### Task objective
Quote the entries word for word. Omit the pictures.
· · · ·
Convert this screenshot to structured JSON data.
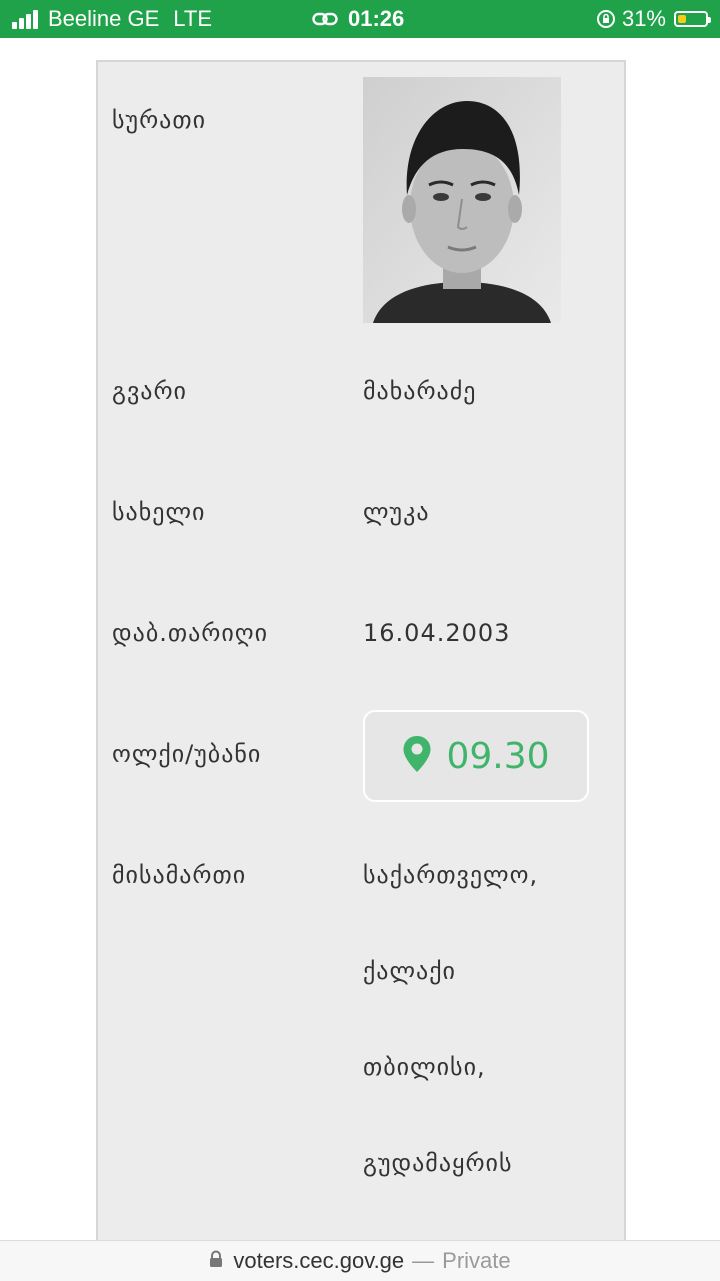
{
  "status_bar": {
    "carrier": "Beeline GE",
    "network": "LTE",
    "time": "01:26",
    "battery_percent": "31%",
    "battery_level": 0.31,
    "color": "#1fa24a"
  },
  "record": {
    "photo_label": "სურათი",
    "surname_label": "გვარი",
    "surname_value": "მახარაძე",
    "name_label": "სახელი",
    "name_value": "ლუკა",
    "dob_label": "დაბ.თარიღი",
    "dob_value": "16.04.2003",
    "precinct_label": "ოლქი/უბანი",
    "precinct_value": "09.30",
    "precinct_icon": "map-pin-icon",
    "precinct_color": "#3fb46a",
    "address_label": "მისამართი",
    "address_lines": [
      "საქართველო,",
      "ქალაქი",
      "თბილისი,",
      "გუდამაყრის"
    ]
  },
  "url_bar": {
    "host": "voters.cec.gov.ge",
    "separator": "—",
    "mode": "Private"
  }
}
· · · ·
### Exercise solution
Convert this screenshot to structured JSON data.
{
  "status_bar": {
    "carrier": "Beeline GE",
    "network": "LTE",
    "time": "01:26",
    "battery_percent": "31%",
    "battery_level": 0.31,
    "color": "#1fa24a"
  },
  "record": {
    "photo_label": "სურათი",
    "surname_label": "გვარი",
    "surname_value": "მახარაძე",
    "name_label": "სახელი",
    "name_value": "ლუკა",
    "dob_label": "დაბ.თარიღი",
    "dob_value": "16.04.2003",
    "precinct_label": "ოლქი/უბანი",
    "precinct_value": "09.30",
    "precinct_icon": "map-pin-icon",
    "precinct_color": "#3fb46a",
    "address_label": "მისამართი",
    "address_lines": [
      "საქართველო,",
      "ქალაქი",
      "თბილისი,",
      "გუდამაყრის"
    ]
  },
  "url_bar": {
    "host": "voters.cec.gov.ge",
    "separator": "—",
    "mode": "Private"
  }
}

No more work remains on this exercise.